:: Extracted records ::
= = =
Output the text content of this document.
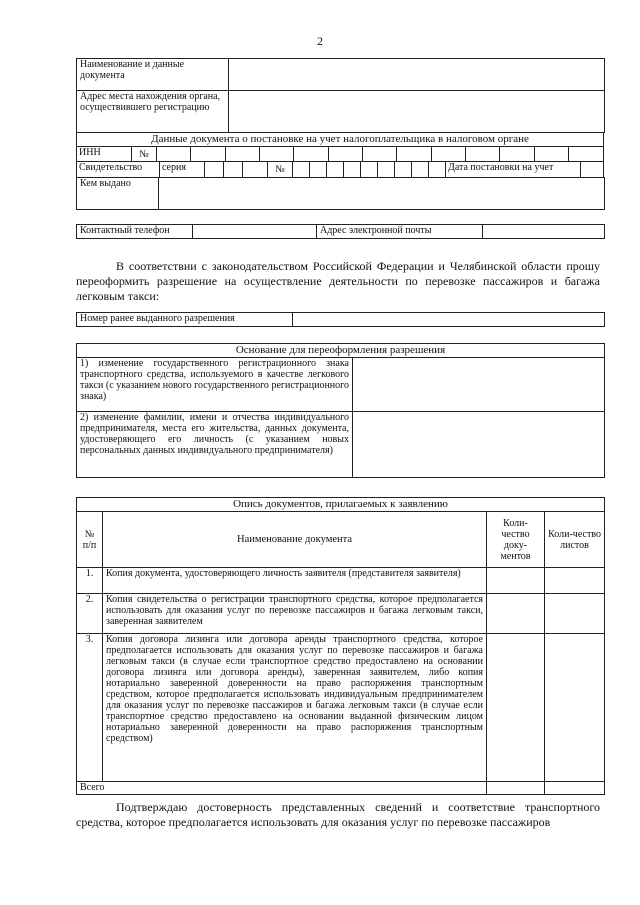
2
Наименование и данные документа	
Адрес места нахождения органа, осуществившего регистрацию	
Данные документа о постановке на учет налогоплательщика в налоговом органе
ИНН	№													
Свидетельство	серия				№										Дата постановки на учет	
Кем выдано	
Контактный телефон		Адрес электронной почты	
В соответствии с законодательством Российской Федерации и Челябинской области прошу переоформить разрешение на осуществление деятельности по перевозке пассажиров и багажа легковым такси:
Номер ранее выданного разрешения	
Основание для переоформления разрешения	
1) изменение государственного регистрационного знака транспортного средства, используемого в качестве легкового такси (с указанием нового государственного регистрационного знака)	
2) изменение фамилии, имени и отчества индивидуального предпринимателя, места его жительства, данных документа, удостоверяющего его личность (с указанием новых персональных данных индивидуального предпринимателя)	
Опись документов, прилагаемых к заявлению			
№ п/п	Наименование документа	Коли-чество доку-ментов	Коли-чество листов
1.	Копия документа, удостоверяющего личность заявителя (представителя заявителя)		
2.	Копия свидетельства о регистрации транспортного средства, которое предполагается использовать для оказания услуг по перевозке пассажиров и багажа легковым такси, заверенная заявителем		
3.	Копия договора лизинга или договора аренды транспортного средства, которое предполагается использовать для оказания услуг по перевозке пассажиров и багажа легковым такси (в случае если транспортное средство предоставлено на основании договора лизинга или договора аренды), заверенная заявителем, либо копия нотариально заверенной доверенности на право распоряжения транспортным средством, которое предполагается использовать индивидуальным предпринимателем для оказания услуг по перевозке пассажиров и багажа легковым такси (в случае если транспортное средство предоставлено на основании выданной физическим лицом нотариально заверенной доверенности на право распоряжения транспортным средством)		
Всего			
Подтверждаю достоверность представленных сведений и соответствие транспортного средства, которое предполагается использовать для оказания услуг по перевозке пассажиров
= = =
:: Exercise objective ::
Restate the records word for word, omitting images.

:: Answer in full ::
Output the text content of this document.
2
Наименование и данные документа	
Адрес места нахождения органа, осуществившего регистрацию	
Данные документа о постановке на учет налогоплательщика в налоговом органе
ИНН	№													
Свидетельство	серия				№										Дата постановки на учет	
Кем выдано	
Контактный телефон		Адрес электронной почты	
В соответствии с законодательством Российской Федерации и Челябинской области прошу переоформить разрешение на осуществление деятельности по перевозке пассажиров и багажа легковым такси:
Номер ранее выданного разрешения	
Основание для переоформления разрешения	
1) изменение государственного регистрационного знака транспортного средства, используемого в качестве легкового такси (с указанием нового государственного регистрационного знака)	
2) изменение фамилии, имени и отчества индивидуального предпринимателя, места его жительства, данных документа, удостоверяющего его личность (с указанием новых персональных данных индивидуального предпринимателя)	
Опись документов, прилагаемых к заявлению			
№ п/п	Наименование документа	Коли-чество доку-ментов	Коли-чество листов
1.	Копия документа, удостоверяющего личность заявителя (представителя заявителя)		
2.	Копия свидетельства о регистрации транспортного средства, которое предполагается использовать для оказания услуг по перевозке пассажиров и багажа легковым такси, заверенная заявителем		
3.	Копия договора лизинга или договора аренды транспортного средства, которое предполагается использовать для оказания услуг по перевозке пассажиров и багажа легковым такси (в случае если транспортное средство предоставлено на основании договора лизинга или договора аренды), заверенная заявителем, либо копия нотариально заверенной доверенности на право распоряжения транспортным средством, которое предполагается использовать индивидуальным предпринимателем для оказания услуг по перевозке пассажиров и багажа легковым такси (в случае если транспортное средство предоставлено на основании выданной физическим лицом нотариально заверенной доверенности на право распоряжения транспортным средством)		
Всего			
Подтверждаю достоверность представленных сведений и соответствие транспортного средства, которое предполагается использовать для оказания услуг по перевозке пассажиров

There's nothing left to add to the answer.